## Data listing
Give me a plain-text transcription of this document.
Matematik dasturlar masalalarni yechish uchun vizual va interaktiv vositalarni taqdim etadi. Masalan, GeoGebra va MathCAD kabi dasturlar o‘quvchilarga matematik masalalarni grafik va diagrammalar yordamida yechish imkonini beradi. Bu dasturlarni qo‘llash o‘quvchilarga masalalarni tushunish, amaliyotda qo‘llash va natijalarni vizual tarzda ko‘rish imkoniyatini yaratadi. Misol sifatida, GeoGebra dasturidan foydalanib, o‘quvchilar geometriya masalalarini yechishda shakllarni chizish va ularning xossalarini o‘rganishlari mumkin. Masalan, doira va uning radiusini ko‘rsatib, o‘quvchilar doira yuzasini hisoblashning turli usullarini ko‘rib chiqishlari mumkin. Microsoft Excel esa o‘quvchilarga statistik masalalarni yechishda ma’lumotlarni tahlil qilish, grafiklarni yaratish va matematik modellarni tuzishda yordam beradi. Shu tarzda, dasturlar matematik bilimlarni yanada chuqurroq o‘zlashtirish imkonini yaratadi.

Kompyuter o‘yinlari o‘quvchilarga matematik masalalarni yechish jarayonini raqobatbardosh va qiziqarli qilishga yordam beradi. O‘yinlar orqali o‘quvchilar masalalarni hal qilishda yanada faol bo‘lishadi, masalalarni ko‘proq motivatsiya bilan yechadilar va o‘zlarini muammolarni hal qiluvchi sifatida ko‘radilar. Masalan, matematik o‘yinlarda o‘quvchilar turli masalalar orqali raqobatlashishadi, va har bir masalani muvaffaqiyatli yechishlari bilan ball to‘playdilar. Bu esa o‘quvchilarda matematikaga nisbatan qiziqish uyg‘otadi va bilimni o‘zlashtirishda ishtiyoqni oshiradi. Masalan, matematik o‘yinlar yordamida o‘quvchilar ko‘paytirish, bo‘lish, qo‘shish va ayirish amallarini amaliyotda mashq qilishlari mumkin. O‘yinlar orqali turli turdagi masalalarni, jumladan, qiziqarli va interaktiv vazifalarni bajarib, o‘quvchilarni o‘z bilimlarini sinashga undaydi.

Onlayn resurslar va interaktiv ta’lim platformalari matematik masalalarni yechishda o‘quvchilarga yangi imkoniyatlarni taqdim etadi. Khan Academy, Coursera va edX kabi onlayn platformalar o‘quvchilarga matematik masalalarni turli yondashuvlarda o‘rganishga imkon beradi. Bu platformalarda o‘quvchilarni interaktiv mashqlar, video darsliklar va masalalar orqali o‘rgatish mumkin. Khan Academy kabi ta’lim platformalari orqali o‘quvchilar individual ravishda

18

## The request
Reproduce the complete set of lines precisely as supplied.

## Answer to the task
Give me a plain-text transcription of this document.
Matematik dasturlar masalalarni yechish uchun vizual va interaktiv vositalarni taqdim etadi. Masalan, GeoGebra va MathCAD kabi dasturlar o‘quvchilarga matematik masalalarni grafik va diagrammalar yordamida yechish imkonini beradi. Bu dasturlarni qo‘llash o‘quvchilarga masalalarni tushunish, amaliyotda qo‘llash va natijalarni vizual tarzda ko‘rish imkoniyatini yaratadi. Misol sifatida, GeoGebra dasturidan foydalanib, o‘quvchilar geometriya masalalarini yechishda shakllarni chizish va ularning xossalarini o‘rganishlari mumkin. Masalan, doira va uning radiusini ko‘rsatib, o‘quvchilar doira yuzasini hisoblashning turli usullarini ko‘rib chiqishlari mumkin. Microsoft Excel esa o‘quvchilarga statistik masalalarni yechishda ma’lumotlarni tahlil qilish, grafiklarni yaratish va matematik modellarni tuzishda yordam beradi. Shu tarzda, dasturlar matematik bilimlarni yanada chuqurroq o‘zlashtirish imkonini yaratadi.

Kompyuter o‘yinlari o‘quvchilarga matematik masalalarni yechish jarayonini raqobatbardosh va qiziqarli qilishga yordam beradi. O‘yinlar orqali o‘quvchilar masalalarni hal qilishda yanada faol bo‘lishadi, masalalarni ko‘proq motivatsiya bilan yechadilar va o‘zlarini muammolarni hal qiluvchi sifatida ko‘radilar. Masalan, matematik o‘yinlarda o‘quvchilar turli masalalar orqali raqobatlashishadi, va har bir masalani muvaffaqiyatli yechishlari bilan ball to‘playdilar. Bu esa o‘quvchilarda matematikaga nisbatan qiziqish uyg‘otadi va bilimni o‘zlashtirishda ishtiyoqni oshiradi. Masalan, matematik o‘yinlar yordamida o‘quvchilar ko‘paytirish, bo‘lish, qo‘shish va ayirish amallarini amaliyotda mashq qilishlari mumkin. O‘yinlar orqali turli turdagi masalalarni, jumladan, qiziqarli va interaktiv vazifalarni bajarib, o‘quvchilarni o‘z bilimlarini sinashga undaydi.

Onlayn resurslar va interaktiv ta’lim platformalari matematik masalalarni yechishda o‘quvchilarga yangi imkoniyatlarni taqdim etadi. Khan Academy, Coursera va edX kabi onlayn platformalar o‘quvchilarga matematik masalalarni turli yondashuvlarda o‘rganishga imkon beradi. Bu platformalarda o‘quvchilarni interaktiv mashqlar, video darsliklar va masalalar orqali o‘rgatish mumkin. Khan Academy kabi ta’lim platformalari orqali o‘quvchilar individual ravishda

18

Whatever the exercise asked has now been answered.